What to produce:
Count every line of these entries that holds the word "hydration", and reply with the number only.

Data in this exercise:
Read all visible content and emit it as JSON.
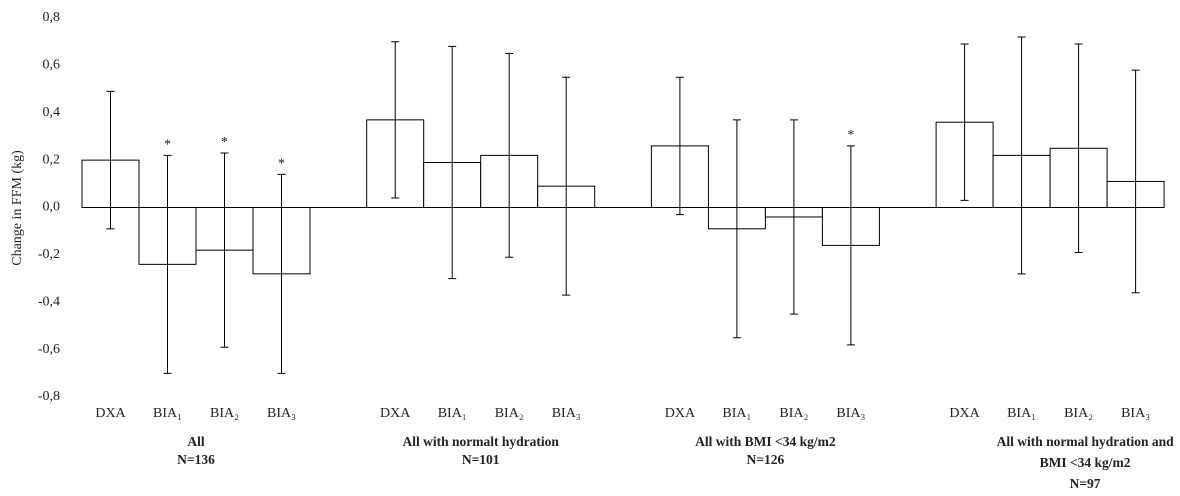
{
  "chart_data": {
    "type": "bar",
    "y_label": "Change in FFM (kg)",
    "ylim": [
      -0.8,
      0.8
    ],
    "yticks": [
      {
        "value": -0.8,
        "label": "-0,8"
      },
      {
        "value": -0.6,
        "label": "-0,6"
      },
      {
        "value": -0.4,
        "label": "-0,4"
      },
      {
        "value": -0.2,
        "label": "-0,2"
      },
      {
        "value": 0,
        "label": "0,0"
      },
      {
        "value": 0.2,
        "label": "0,2"
      },
      {
        "value": 0.4,
        "label": "0,4"
      },
      {
        "value": 0.6,
        "label": "0,6"
      },
      {
        "value": 0.8,
        "label": "0,8"
      }
    ],
    "color": "#ffffff",
    "edge_color": "#000000",
    "groups": [
      {
        "label": [
          "All",
          "N=136"
        ],
        "categories": [
          "DXA",
          "BIA₁",
          "BIA₂",
          "BIA₃"
        ],
        "values": [
          0.2,
          -0.24,
          -0.18,
          -0.28
        ],
        "errors": [
          0.29,
          0.46,
          0.41,
          0.42
        ],
        "markers": [
          null,
          "*",
          "*",
          "*"
        ]
      },
      {
        "label": [
          "All with  normalt  hydration",
          "N=101"
        ],
        "categories": [
          "DXA",
          "BIA₁",
          "BIA₂",
          "BIA₃"
        ],
        "values": [
          0.37,
          0.19,
          0.22,
          0.09
        ],
        "errors": [
          0.33,
          0.49,
          0.43,
          0.46
        ],
        "markers": [
          null,
          null,
          null,
          null
        ]
      },
      {
        "label": [
          "All with  BMI <34 kg/m2",
          "N=126"
        ],
        "categories": [
          "DXA",
          "BIA₁",
          "BIA₂",
          "BIA₃"
        ],
        "values": [
          0.26,
          -0.09,
          -0.04,
          -0.16
        ],
        "errors": [
          0.29,
          0.46,
          0.41,
          0.42
        ],
        "markers": [
          null,
          null,
          null,
          "*"
        ]
      },
      {
        "label": [
          "All with  normal hydration  and",
          "BMI <34 kg/m2",
          "N=97"
        ],
        "categories": [
          "DXA",
          "BIA₁",
          "BIA₂",
          "BIA₃"
        ],
        "values": [
          0.36,
          0.22,
          0.25,
          0.11
        ],
        "errors": [
          0.33,
          0.5,
          0.44,
          0.47
        ],
        "markers": [
          null,
          null,
          null,
          null
        ]
      }
    ]
  }
}
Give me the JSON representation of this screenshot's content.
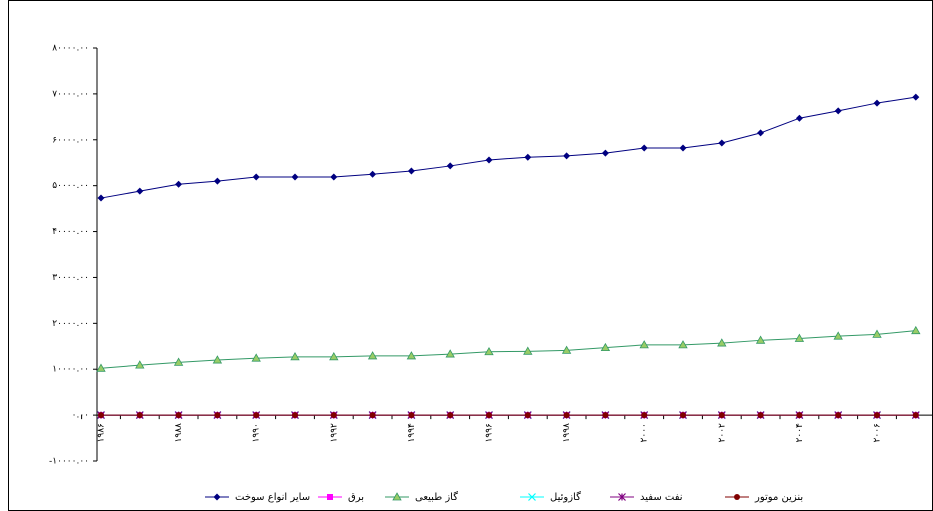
{
  "chart_data": {
    "type": "line",
    "categories": [
      "۱۹۸۶",
      null,
      "۱۹۸۸",
      null,
      "۱۹۹۰",
      null,
      "۱۹۹۲",
      null,
      "۱۹۹۴",
      null,
      "۱۹۹۶",
      null,
      "۱۹۹۸",
      null,
      "۲۰۰۰",
      null,
      "۲۰۰۲",
      null,
      "۲۰۰۴",
      null,
      "۲۰۰۶",
      null
    ],
    "ylim": [
      -10000,
      80000
    ],
    "yticks": [
      {
        "value": -10000,
        "label": "-۱۰۰۰۰.۰۰"
      },
      {
        "value": 0,
        "label": "۰.۰۰"
      },
      {
        "value": 10000,
        "label": "۱۰۰۰۰.۰۰"
      },
      {
        "value": 20000,
        "label": "۲۰۰۰۰.۰۰"
      },
      {
        "value": 30000,
        "label": "۳۰۰۰۰.۰۰"
      },
      {
        "value": 40000,
        "label": "۴۰۰۰۰.۰۰"
      },
      {
        "value": 50000,
        "label": "۵۰۰۰۰.۰۰"
      },
      {
        "value": 60000,
        "label": "۶۰۰۰۰.۰۰"
      },
      {
        "value": 70000,
        "label": "۷۰۰۰۰.۰۰"
      },
      {
        "value": 80000,
        "label": "۸۰۰۰۰.۰۰"
      }
    ],
    "grid": false,
    "legend": "bottom",
    "series": [
      {
        "name": "سایر انواع سوخت",
        "color": "#000080",
        "marker": "diamond",
        "values": [
          47300,
          48800,
          50300,
          51000,
          51900,
          51900,
          51900,
          52500,
          53200,
          54300,
          55600,
          56200,
          56500,
          57100,
          58200,
          58200,
          59300,
          61500,
          64700,
          66300,
          68000,
          69300
        ]
      },
      {
        "name": "برق",
        "color": "#ff00ff",
        "marker": "square",
        "values": [
          0,
          0,
          0,
          0,
          0,
          0,
          0,
          0,
          0,
          0,
          0,
          0,
          0,
          0,
          0,
          0,
          0,
          0,
          0,
          0,
          0,
          0
        ]
      },
      {
        "name": "گاز طبیعی",
        "color": "#339966",
        "marker": "triangle",
        "values": [
          10200,
          10900,
          11500,
          12000,
          12400,
          12700,
          12700,
          12900,
          12900,
          13300,
          13800,
          13900,
          14100,
          14700,
          15300,
          15300,
          15700,
          16300,
          16700,
          17200,
          17600,
          18400
        ]
      },
      {
        "name": "گازوئیل",
        "color": "#00ffff",
        "marker": "x",
        "values": [
          0,
          0,
          0,
          0,
          0,
          0,
          0,
          0,
          0,
          0,
          0,
          0,
          0,
          0,
          0,
          0,
          0,
          0,
          0,
          0,
          0,
          0
        ]
      },
      {
        "name": "نفت سفید",
        "color": "#800080",
        "marker": "star",
        "values": [
          0,
          0,
          0,
          0,
          0,
          0,
          0,
          0,
          0,
          0,
          0,
          0,
          0,
          0,
          0,
          0,
          0,
          0,
          0,
          0,
          0,
          0
        ]
      },
      {
        "name": "بنزین موتور",
        "color": "#800000",
        "marker": "circle",
        "values": [
          0,
          0,
          0,
          0,
          0,
          0,
          0,
          0,
          0,
          0,
          0,
          0,
          0,
          0,
          0,
          0,
          0,
          0,
          0,
          0,
          0,
          0
        ]
      }
    ]
  }
}
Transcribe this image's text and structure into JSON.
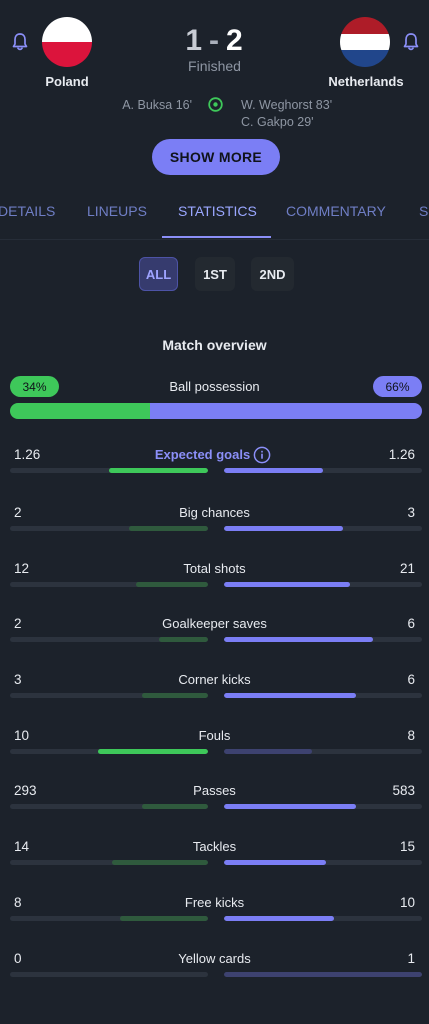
{
  "match": {
    "home": {
      "name": "Poland",
      "score": "1",
      "scorers": [
        "A. Buksa 16'"
      ]
    },
    "away": {
      "name": "Netherlands",
      "score": "2",
      "scorers": [
        "W. Weghorst 83'",
        "C. Gakpo 29'"
      ]
    },
    "separator": "-",
    "status": "Finished"
  },
  "show_more_label": "SHOW MORE",
  "tabs": [
    "DETAILS",
    "LINEUPS",
    "STATISTICS",
    "COMMENTARY",
    "S"
  ],
  "active_tab": "STATISTICS",
  "periods": [
    "ALL",
    "1ST",
    "2ND"
  ],
  "active_period": "ALL",
  "section_title": "Match overview",
  "possession": {
    "label": "Ball possession",
    "home": "34%",
    "away": "66%",
    "home_fraction": 0.34
  },
  "stats": [
    {
      "name": "Expected goals",
      "home": "1.26",
      "away": "1.26",
      "home_fill": 0.5,
      "away_fill": 0.5,
      "highlight": true,
      "info_icon": "info-circle-icon"
    },
    {
      "name": "Big chances",
      "home": "2",
      "away": "3",
      "home_fill": 0.4,
      "away_fill": 0.6
    },
    {
      "name": "Total shots",
      "home": "12",
      "away": "21",
      "home_fill": 0.364,
      "away_fill": 0.636
    },
    {
      "name": "Goalkeeper saves",
      "home": "2",
      "away": "6",
      "home_fill": 0.25,
      "away_fill": 0.75
    },
    {
      "name": "Corner kicks",
      "home": "3",
      "away": "6",
      "home_fill": 0.333,
      "away_fill": 0.667
    },
    {
      "name": "Fouls",
      "home": "10",
      "away": "8",
      "home_fill": 0.556,
      "away_fill": 0.444
    },
    {
      "name": "Passes",
      "home": "293",
      "away": "583",
      "home_fill": 0.334,
      "away_fill": 0.666
    },
    {
      "name": "Tackles",
      "home": "14",
      "away": "15",
      "home_fill": 0.483,
      "away_fill": 0.517
    },
    {
      "name": "Free kicks",
      "home": "8",
      "away": "10",
      "home_fill": 0.444,
      "away_fill": 0.556
    },
    {
      "name": "Yellow cards",
      "home": "0",
      "away": "1",
      "home_fill": 0.0,
      "away_fill": 1.0
    }
  ],
  "colors": {
    "background": "#1c222b",
    "accent": "#7b7ef5",
    "home_highlight": "#3ec85a",
    "home_muted": "#2f5a3d",
    "away": "#7b7ef5",
    "away_muted": "#3d4270",
    "track": "#2c333e"
  }
}
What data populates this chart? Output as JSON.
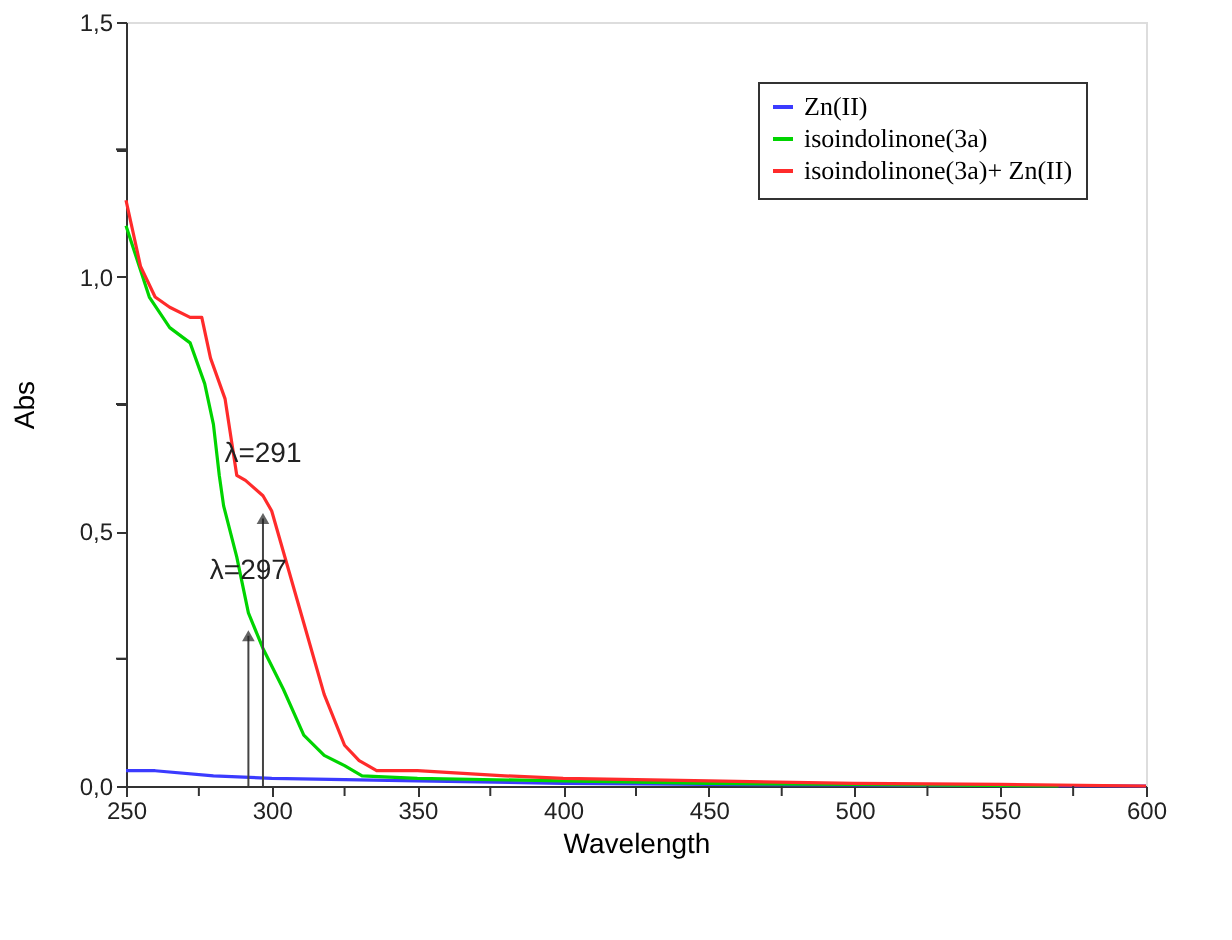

Solved problem:
2